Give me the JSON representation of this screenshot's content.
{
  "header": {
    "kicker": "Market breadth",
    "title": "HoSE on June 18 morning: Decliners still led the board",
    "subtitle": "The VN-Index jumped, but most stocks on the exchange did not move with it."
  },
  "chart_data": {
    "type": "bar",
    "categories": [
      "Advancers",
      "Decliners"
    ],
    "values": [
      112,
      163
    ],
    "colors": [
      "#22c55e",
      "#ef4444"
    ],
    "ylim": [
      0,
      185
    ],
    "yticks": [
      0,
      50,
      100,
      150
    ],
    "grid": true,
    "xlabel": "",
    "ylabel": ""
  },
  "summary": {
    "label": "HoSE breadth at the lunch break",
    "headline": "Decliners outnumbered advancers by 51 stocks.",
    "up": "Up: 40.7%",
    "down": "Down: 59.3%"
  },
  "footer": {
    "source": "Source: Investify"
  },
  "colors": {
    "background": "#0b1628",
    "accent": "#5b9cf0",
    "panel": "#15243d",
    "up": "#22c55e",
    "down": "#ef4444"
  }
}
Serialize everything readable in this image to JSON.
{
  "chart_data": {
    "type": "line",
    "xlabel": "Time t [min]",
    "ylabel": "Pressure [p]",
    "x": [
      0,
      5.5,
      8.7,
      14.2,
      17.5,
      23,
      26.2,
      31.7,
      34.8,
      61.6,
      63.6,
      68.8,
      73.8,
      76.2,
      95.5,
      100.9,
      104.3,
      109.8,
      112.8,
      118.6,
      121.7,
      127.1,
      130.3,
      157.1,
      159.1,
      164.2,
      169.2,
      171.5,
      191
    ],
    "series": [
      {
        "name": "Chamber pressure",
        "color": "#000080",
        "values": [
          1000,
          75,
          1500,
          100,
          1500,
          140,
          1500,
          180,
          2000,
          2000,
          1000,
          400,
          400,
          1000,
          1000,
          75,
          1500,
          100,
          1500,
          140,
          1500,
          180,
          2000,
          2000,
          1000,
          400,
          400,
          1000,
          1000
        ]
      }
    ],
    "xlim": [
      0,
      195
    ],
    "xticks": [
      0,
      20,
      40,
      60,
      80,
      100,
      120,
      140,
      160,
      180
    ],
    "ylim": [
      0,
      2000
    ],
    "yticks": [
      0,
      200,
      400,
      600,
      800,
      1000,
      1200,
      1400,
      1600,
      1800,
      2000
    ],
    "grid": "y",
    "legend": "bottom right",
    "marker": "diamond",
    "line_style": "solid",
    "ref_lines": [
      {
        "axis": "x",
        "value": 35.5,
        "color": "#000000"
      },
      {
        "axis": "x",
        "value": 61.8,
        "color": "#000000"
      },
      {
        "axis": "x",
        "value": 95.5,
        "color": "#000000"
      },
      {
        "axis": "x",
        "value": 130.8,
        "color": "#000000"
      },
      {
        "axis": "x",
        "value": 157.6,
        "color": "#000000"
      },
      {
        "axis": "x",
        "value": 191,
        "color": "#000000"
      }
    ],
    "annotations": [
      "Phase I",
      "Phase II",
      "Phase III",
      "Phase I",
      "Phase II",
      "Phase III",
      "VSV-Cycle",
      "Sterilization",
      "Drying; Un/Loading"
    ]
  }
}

* * * *

AIM:
Write each line above out exactly.

THE ANSWER:
Give me the JSON representation of this screenshot's content.
{
  "header": {
    "kicker": "Market breadth",
    "title": "HoSE on June 18 morning: Decliners still led the board",
    "subtitle": "The VN-Index jumped, but most stocks on the exchange did not move with it."
  },
  "chart_data": {
    "type": "bar",
    "categories": [
      "Advancers",
      "Decliners"
    ],
    "values": [
      112,
      163
    ],
    "colors": [
      "#22c55e",
      "#ef4444"
    ],
    "ylim": [
      0,
      185
    ],
    "yticks": [
      0,
      50,
      100,
      150
    ],
    "grid": true,
    "xlabel": "",
    "ylabel": ""
  },
  "summary": {
    "label": "HoSE breadth at the lunch break",
    "headline": "Decliners outnumbered advancers by 51 stocks.",
    "up": "Up: 40.7%",
    "down": "Down: 59.3%"
  },
  "footer": {
    "source": "Source: Investify"
  },
  "colors": {
    "background": "#0b1628",
    "accent": "#5b9cf0",
    "panel": "#15243d",
    "up": "#22c55e",
    "down": "#ef4444"
  }
}
Serialize everything readable in this image to JSON.
{
  "chart_data": {
    "type": "line",
    "xlabel": "Time t [min]",
    "ylabel": "Pressure [p]",
    "x": [
      0,
      5.5,
      8.7,
      14.2,
      17.5,
      23,
      26.2,
      31.7,
      34.8,
      61.6,
      63.6,
      68.8,
      73.8,
      76.2,
      95.5,
      100.9,
      104.3,
      109.8,
      112.8,
      118.6,
      121.7,
      127.1,
      130.3,
      157.1,
      159.1,
      164.2,
      169.2,
      171.5,
      191
    ],
    "series": [
      {
        "name": "Chamber pressure",
        "color": "#000080",
        "values": [
          1000,
          75,
          1500,
          100,
          1500,
          140,
          1500,
          180,
          2000,
          2000,
          1000,
          400,
          400,
          1000,
          1000,
          75,
          1500,
          100,
          1500,
          140,
          1500,
          180,
          2000,
          2000,
          1000,
          400,
          400,
          1000,
          1000
        ]
      }
    ],
    "xlim": [
      0,
      195
    ],
    "xticks": [
      0,
      20,
      40,
      60,
      80,
      100,
      120,
      140,
      160,
      180
    ],
    "ylim": [
      0,
      2000
    ],
    "yticks": [
      0,
      200,
      400,
      600,
      800,
      1000,
      1200,
      1400,
      1600,
      1800,
      2000
    ],
    "grid": "y",
    "legend": "bottom right",
    "marker": "diamond",
    "line_style": "solid",
    "ref_lines": [
      {
        "axis": "x",
        "value": 35.5,
        "color": "#000000"
      },
      {
        "axis": "x",
        "value": 61.8,
        "color": "#000000"
      },
      {
        "axis": "x",
        "value": 95.5,
        "color": "#000000"
      },
      {
        "axis": "x",
        "value": 130.8,
        "color": "#000000"
      },
      {
        "axis": "x",
        "value": 157.6,
        "color": "#000000"
      },
      {
        "axis": "x",
        "value": 191,
        "color": "#000000"
      }
    ],
    "annotations": [
      "Phase I",
      "Phase II",
      "Phase III",
      "Phase I",
      "Phase II",
      "Phase III",
      "VSV-Cycle",
      "Sterilization",
      "Drying; Un/Loading"
    ]
  }
}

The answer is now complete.